### MATERIALS PROVIDED
======
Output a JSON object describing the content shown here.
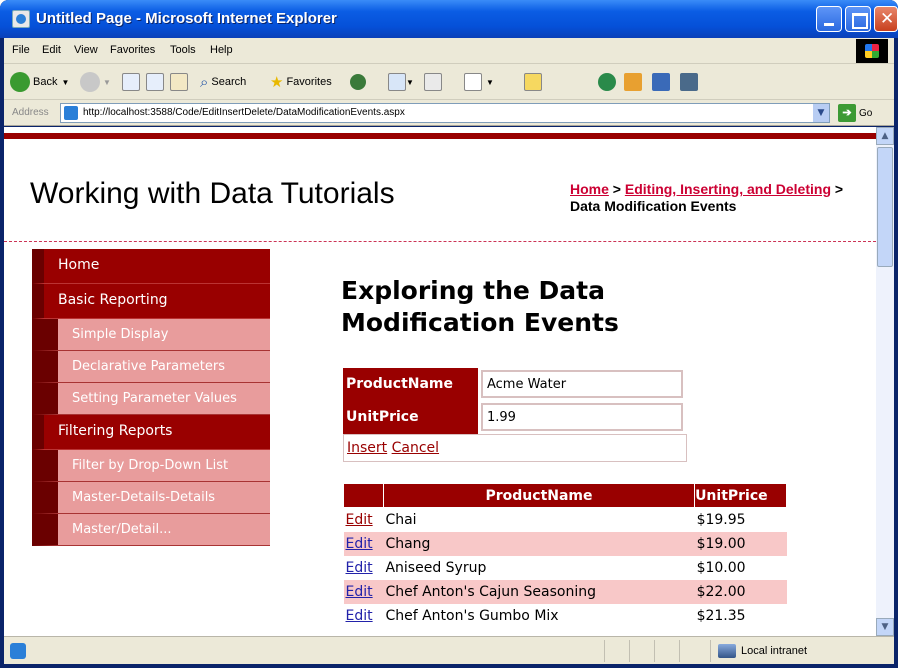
{
  "window": {
    "title": "Untitled Page - Microsoft Internet Explorer"
  },
  "menu": [
    "File",
    "Edit",
    "View",
    "Favorites",
    "Tools",
    "Help"
  ],
  "toolbar": {
    "back_label": "Back",
    "search_label": "Search",
    "favorites_label": "Favorites"
  },
  "address": {
    "label": "Address",
    "url": "http://localhost:3588/Code/EditInsertDelete/DataModificationEvents.aspx",
    "go_label": "Go"
  },
  "site": {
    "title": "Working with Data Tutorials"
  },
  "breadcrumb": {
    "home": "Home",
    "sep1": " > ",
    "parent": "Editing, Inserting, and Deleting",
    "sep2": " > ",
    "current": "Data Modification Events"
  },
  "nav": {
    "home": "Home",
    "basic_reporting": "Basic Reporting",
    "basic_items": [
      "Simple Display",
      "Declarative Parameters",
      "Setting Parameter Values"
    ],
    "filtering_reports": "Filtering Reports",
    "filtering_items": [
      "Filter by Drop-Down List",
      "Master-Details-Details",
      "Master/Detail..."
    ]
  },
  "main": {
    "heading": "Exploring the Data Modification Events"
  },
  "form": {
    "product_label": "ProductName",
    "product_value": "Acme Water",
    "price_label": "UnitPrice",
    "price_value": "1.99",
    "insert_label": "Insert",
    "cancel_label": "Cancel"
  },
  "grid": {
    "headers": [
      "",
      "ProductName",
      "UnitPrice"
    ],
    "edit_label": "Edit",
    "rows": [
      {
        "name": "Chai",
        "price": "$19.95"
      },
      {
        "name": "Chang",
        "price": "$19.00"
      },
      {
        "name": "Aniseed Syrup",
        "price": "$10.00"
      },
      {
        "name": "Chef Anton's Cajun Seasoning",
        "price": "$22.00"
      },
      {
        "name": "Chef Anton's Gumbo Mix",
        "price": "$21.35"
      }
    ]
  },
  "status": {
    "zone": "Local intranet"
  }
}
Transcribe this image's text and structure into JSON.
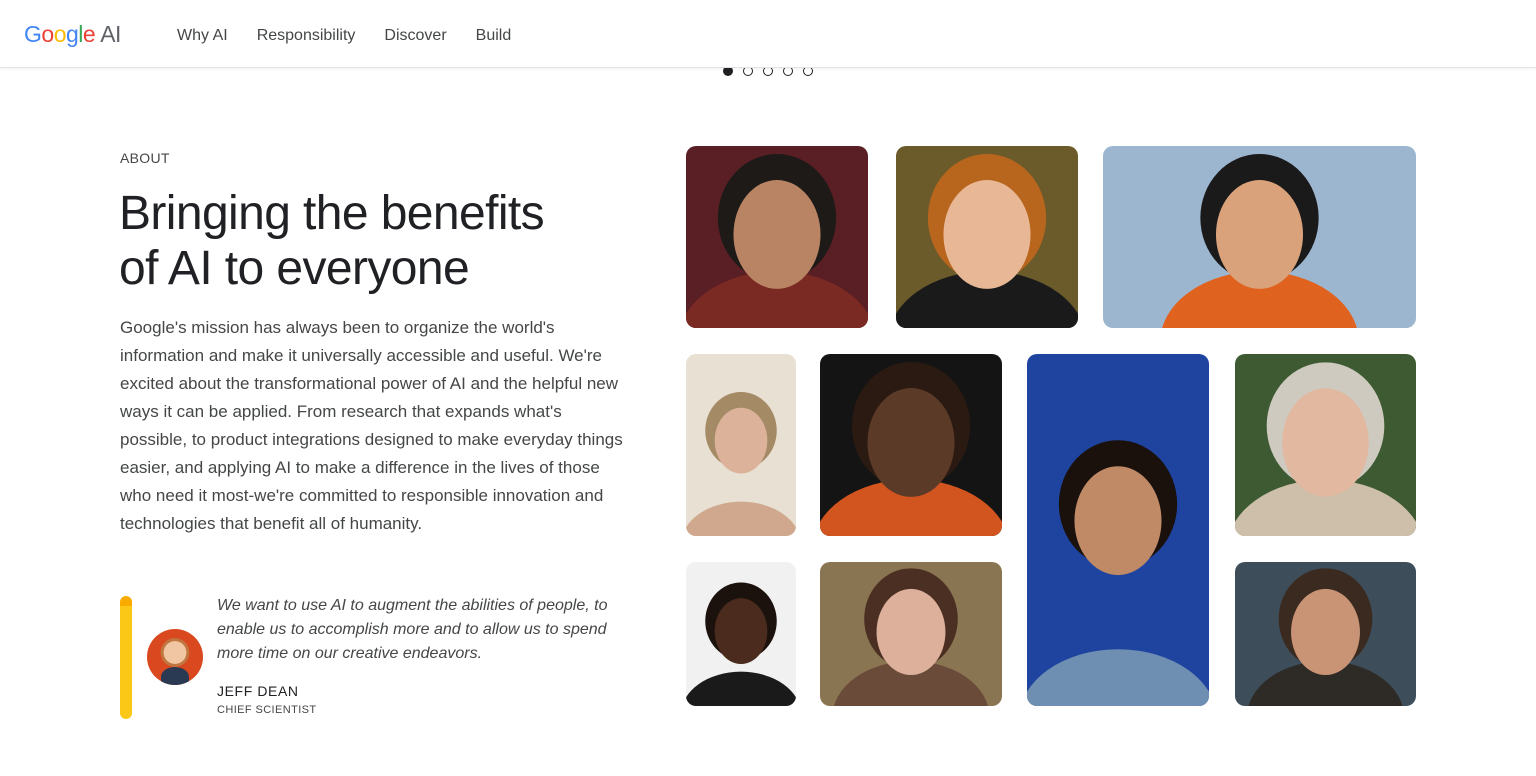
{
  "header": {
    "logo_google": [
      "G",
      "o",
      "o",
      "g",
      "l",
      "e"
    ],
    "logo_ai": "AI",
    "nav": [
      "Why AI",
      "Responsibility",
      "Discover",
      "Build"
    ]
  },
  "carousel": {
    "total": 5,
    "active": 1
  },
  "about": {
    "eyebrow": "ABOUT",
    "headline_line1": "Bringing the benefits",
    "headline_line2": "of AI to everyone",
    "body": "Google's mission has always been to organize the world's information and make it universally accessible and useful. We're excited about the transformational power of AI and the helpful new ways it can be applied. From research that expands what's possible, to product integrations designed to make everyday things easier, and applying AI to make a difference in the lives of those who need it most-we're committed to responsible innovation and technologies that benefit all of humanity."
  },
  "quote": {
    "text": "We want to use AI to augment the abilities of people, to enable us to accomplish more and to allow us to spend more time on our creative endeavors.",
    "name": "JEFF DEAN",
    "role": "CHIEF SCIENTIST"
  },
  "colors": {
    "google_blue": "#4285F4",
    "google_red": "#EA4335",
    "google_yellow": "#FBBC05",
    "google_green": "#34A853",
    "quote_bar": "#FBC817"
  },
  "photos": [
    {
      "name": "photo-elderly-man",
      "bg": "#5a1f24",
      "skin": "#b98463",
      "hair": "#1e1a18",
      "shirt": "#7a2a22"
    },
    {
      "name": "photo-redhead-person",
      "bg": "#6b5a2a",
      "skin": "#e8b896",
      "hair": "#b8651e",
      "shirt": "#1a1a1a"
    },
    {
      "name": "photo-woman-orange-hood",
      "bg": "#9db6d0",
      "skin": "#d9a27a",
      "hair": "#1a1a1a",
      "shirt": "#e0621f"
    },
    {
      "name": "photo-woman-glasses",
      "bg": "#e8e0d2",
      "skin": "#dcb39a",
      "hair": "#a58a66",
      "shirt": "#cfa88e"
    },
    {
      "name": "photo-bald-man",
      "bg": "#141414",
      "skin": "#5b3a28",
      "hair": "#2b1a12",
      "shirt": "#d2541e"
    },
    {
      "name": "photo-smiling-woman-blue",
      "bg": "#1f44a0",
      "skin": "#c08a67",
      "hair": "#1a110d",
      "shirt": "#6f8fb2"
    },
    {
      "name": "photo-gray-haired-woman",
      "bg": "#3e5a32",
      "skin": "#e2b8a0",
      "hair": "#cfcac0",
      "shirt": "#cdbfa9"
    },
    {
      "name": "photo-young-woman-dark",
      "bg": "#f1f1f1",
      "skin": "#4a2b1e",
      "hair": "#1c120d",
      "shirt": "#1a1a1a"
    },
    {
      "name": "photo-woman-brown-hair",
      "bg": "#8a7552",
      "skin": "#dcb09a",
      "hair": "#4a2f22",
      "shirt": "#6a4a38"
    },
    {
      "name": "photo-woman-slate",
      "bg": "#3d4d5a",
      "skin": "#c99476",
      "hair": "#3a2a1f",
      "shirt": "#2e2a26"
    }
  ]
}
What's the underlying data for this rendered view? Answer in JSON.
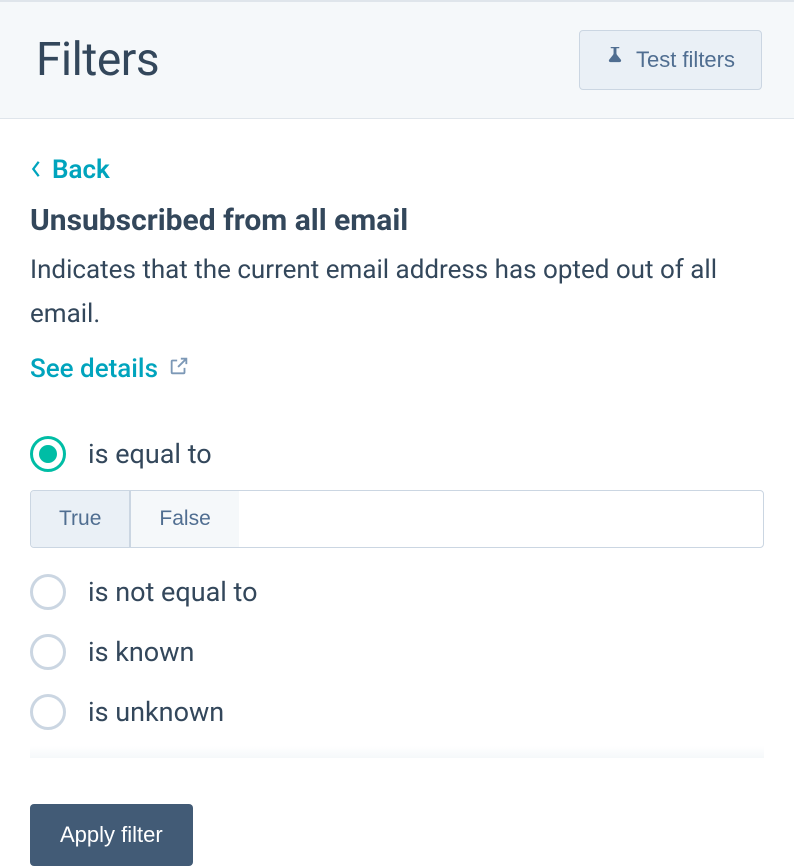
{
  "header": {
    "title": "Filters",
    "test_button": "Test filters"
  },
  "nav": {
    "back": "Back"
  },
  "filter": {
    "title": "Unsubscribed from all email",
    "description": "Indicates that the current email address has opted out of all email.",
    "details_link": "See details"
  },
  "options": {
    "items": [
      {
        "label": "is equal to",
        "selected": true
      },
      {
        "label": "is not equal to",
        "selected": false
      },
      {
        "label": "is known",
        "selected": false
      },
      {
        "label": "is unknown",
        "selected": false
      }
    ],
    "toggle": {
      "true_label": "True",
      "false_label": "False",
      "value": "True"
    }
  },
  "actions": {
    "apply": "Apply filter"
  },
  "colors": {
    "accent_teal": "#00a4bd",
    "accent_green": "#00bda5",
    "button_bg": "#425b76",
    "header_bg": "#f5f8fa",
    "border": "#cbd6e2",
    "text": "#33475b"
  }
}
======
### EXERCISE TASK
Scan the entries above. Copy each line that has the string "JSON".

### RESPONSE FOR THIS EXERCISE
Output a JSON object describing the content shown here.
Transcribe this image's text and structure into JSON.
What's the underlying data for this rendered view? Answer in JSON.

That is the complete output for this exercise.